* What you are asked to do:
Look through the data below. Collect every line where the word "TOPIC" occurs.

* Supplied data:
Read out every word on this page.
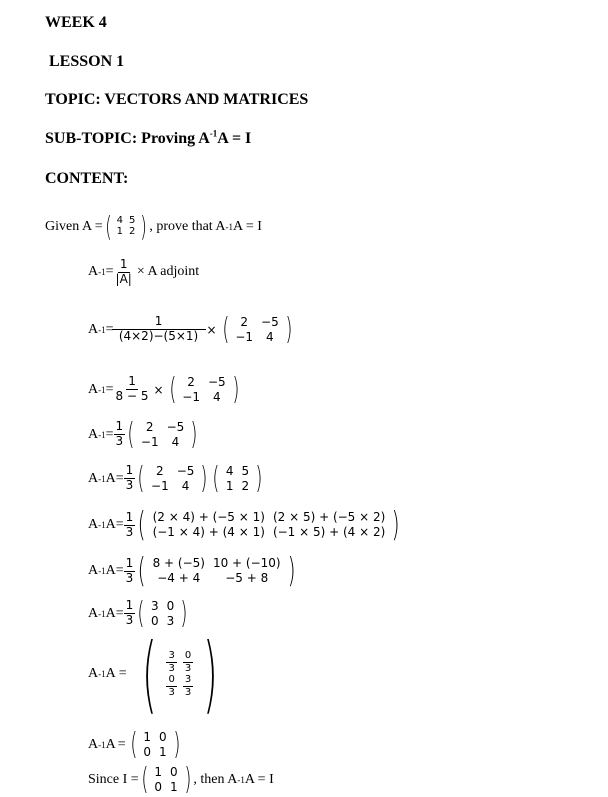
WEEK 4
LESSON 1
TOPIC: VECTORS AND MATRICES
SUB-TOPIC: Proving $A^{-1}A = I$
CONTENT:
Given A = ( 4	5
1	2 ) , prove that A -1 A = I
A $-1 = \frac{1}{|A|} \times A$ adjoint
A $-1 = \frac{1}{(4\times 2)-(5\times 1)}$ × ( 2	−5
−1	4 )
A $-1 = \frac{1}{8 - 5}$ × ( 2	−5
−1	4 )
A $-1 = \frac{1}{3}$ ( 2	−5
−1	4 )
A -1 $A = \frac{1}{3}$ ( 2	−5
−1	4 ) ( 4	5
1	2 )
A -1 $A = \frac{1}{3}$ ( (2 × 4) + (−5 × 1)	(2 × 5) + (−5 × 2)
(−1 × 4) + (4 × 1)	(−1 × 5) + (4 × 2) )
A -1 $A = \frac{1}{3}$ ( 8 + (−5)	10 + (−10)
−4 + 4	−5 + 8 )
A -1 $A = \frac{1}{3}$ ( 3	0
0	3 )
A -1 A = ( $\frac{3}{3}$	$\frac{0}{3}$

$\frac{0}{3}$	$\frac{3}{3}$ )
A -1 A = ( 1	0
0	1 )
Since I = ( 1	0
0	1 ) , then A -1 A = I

==

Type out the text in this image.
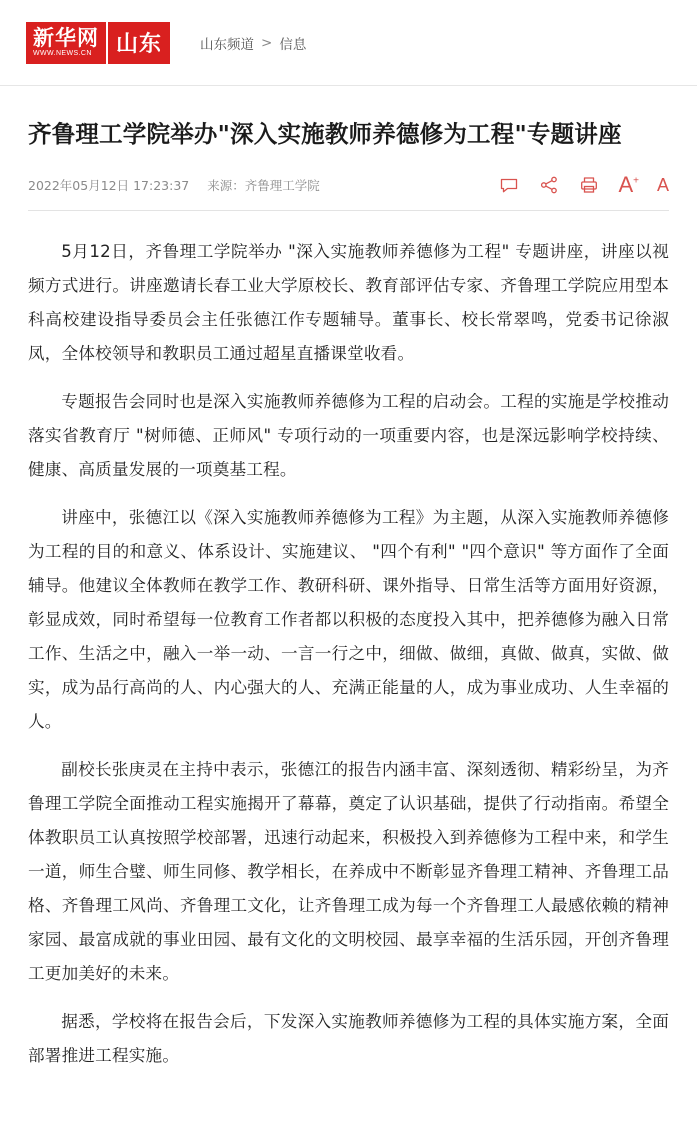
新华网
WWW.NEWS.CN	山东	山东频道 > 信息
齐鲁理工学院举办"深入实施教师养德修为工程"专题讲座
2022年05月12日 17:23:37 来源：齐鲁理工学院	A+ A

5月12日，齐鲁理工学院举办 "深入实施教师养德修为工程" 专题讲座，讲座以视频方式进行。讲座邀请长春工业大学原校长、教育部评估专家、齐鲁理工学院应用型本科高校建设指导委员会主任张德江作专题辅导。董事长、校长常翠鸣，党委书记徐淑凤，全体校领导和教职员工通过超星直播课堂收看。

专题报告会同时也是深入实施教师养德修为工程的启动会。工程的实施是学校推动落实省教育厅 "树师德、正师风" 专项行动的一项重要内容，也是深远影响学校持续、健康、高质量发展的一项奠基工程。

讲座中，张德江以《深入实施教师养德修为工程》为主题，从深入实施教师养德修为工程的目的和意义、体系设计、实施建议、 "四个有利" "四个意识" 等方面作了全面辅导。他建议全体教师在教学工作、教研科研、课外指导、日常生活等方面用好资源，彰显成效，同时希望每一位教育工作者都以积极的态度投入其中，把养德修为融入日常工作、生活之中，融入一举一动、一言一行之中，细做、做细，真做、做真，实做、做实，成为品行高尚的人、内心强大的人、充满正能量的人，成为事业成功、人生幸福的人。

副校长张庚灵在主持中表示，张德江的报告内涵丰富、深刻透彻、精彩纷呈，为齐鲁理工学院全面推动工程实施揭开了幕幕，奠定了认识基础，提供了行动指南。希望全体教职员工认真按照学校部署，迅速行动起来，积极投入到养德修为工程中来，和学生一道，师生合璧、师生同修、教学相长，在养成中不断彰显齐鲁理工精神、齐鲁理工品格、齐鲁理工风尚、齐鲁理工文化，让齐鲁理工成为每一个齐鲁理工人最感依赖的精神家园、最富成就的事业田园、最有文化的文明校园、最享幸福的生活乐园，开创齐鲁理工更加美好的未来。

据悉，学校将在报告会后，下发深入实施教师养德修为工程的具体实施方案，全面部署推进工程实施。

...

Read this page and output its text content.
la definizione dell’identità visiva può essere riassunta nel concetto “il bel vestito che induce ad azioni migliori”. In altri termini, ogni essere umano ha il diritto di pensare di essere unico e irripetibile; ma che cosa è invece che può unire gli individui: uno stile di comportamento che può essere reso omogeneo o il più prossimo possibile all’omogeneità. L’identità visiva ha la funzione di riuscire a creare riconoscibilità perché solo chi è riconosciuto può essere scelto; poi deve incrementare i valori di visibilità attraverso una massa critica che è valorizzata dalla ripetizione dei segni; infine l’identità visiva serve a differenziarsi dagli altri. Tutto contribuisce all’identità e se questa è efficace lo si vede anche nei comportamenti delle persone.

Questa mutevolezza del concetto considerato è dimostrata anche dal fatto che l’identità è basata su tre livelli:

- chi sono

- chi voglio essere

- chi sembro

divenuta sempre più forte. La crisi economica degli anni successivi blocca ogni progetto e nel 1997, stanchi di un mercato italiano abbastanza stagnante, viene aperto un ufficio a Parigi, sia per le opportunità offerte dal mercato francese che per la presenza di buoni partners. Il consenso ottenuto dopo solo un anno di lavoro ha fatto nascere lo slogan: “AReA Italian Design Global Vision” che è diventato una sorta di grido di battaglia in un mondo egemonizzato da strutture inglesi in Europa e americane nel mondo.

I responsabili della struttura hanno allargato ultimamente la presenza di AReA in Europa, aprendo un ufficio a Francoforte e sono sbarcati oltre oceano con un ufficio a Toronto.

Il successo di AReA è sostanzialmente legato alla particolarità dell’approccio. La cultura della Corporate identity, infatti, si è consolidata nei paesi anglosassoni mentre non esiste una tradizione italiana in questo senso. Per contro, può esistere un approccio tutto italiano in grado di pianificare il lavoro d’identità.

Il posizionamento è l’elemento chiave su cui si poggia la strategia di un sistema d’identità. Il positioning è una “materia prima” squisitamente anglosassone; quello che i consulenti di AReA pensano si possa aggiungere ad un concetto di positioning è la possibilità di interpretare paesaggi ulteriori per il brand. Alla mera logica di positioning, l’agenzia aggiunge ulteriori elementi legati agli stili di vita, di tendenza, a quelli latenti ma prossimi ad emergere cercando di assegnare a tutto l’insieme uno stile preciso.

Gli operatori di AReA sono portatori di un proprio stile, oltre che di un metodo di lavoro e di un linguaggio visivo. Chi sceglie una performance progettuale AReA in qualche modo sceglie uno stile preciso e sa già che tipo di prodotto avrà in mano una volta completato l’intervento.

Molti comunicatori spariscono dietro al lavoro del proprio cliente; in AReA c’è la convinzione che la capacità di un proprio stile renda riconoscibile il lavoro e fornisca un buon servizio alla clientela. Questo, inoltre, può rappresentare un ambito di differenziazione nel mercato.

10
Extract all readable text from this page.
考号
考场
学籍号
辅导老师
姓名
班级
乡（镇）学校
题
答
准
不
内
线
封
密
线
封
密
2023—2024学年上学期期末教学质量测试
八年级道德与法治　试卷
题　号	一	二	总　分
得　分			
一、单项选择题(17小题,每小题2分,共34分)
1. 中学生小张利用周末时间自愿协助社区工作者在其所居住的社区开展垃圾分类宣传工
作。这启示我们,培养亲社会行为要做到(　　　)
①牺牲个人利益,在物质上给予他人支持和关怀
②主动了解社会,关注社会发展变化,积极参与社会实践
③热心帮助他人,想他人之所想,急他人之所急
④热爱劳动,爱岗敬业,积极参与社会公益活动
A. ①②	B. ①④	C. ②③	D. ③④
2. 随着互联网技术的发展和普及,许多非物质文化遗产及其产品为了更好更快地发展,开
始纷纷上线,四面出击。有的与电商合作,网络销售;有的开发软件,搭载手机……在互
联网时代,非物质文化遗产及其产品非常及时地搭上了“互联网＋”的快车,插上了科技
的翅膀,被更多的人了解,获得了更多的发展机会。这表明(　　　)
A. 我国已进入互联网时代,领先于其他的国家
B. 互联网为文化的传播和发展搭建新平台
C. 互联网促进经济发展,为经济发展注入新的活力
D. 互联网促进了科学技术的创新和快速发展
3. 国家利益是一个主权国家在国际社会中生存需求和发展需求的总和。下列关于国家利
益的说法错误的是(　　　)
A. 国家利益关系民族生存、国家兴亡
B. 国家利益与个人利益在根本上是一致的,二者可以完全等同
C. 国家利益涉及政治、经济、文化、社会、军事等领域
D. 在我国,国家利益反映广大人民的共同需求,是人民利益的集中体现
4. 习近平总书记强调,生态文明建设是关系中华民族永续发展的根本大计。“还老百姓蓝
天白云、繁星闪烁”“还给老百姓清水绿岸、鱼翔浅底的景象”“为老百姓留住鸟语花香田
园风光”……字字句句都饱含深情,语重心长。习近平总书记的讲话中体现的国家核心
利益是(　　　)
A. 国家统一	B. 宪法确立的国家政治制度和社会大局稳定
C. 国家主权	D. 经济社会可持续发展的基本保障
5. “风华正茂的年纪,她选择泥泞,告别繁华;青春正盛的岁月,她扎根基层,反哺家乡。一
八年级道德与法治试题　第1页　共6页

* Answer to the exercise:
TOPIC: VECTORS AND MATRICES
SUB-TOPIC: Proving $A^{-1}A = I$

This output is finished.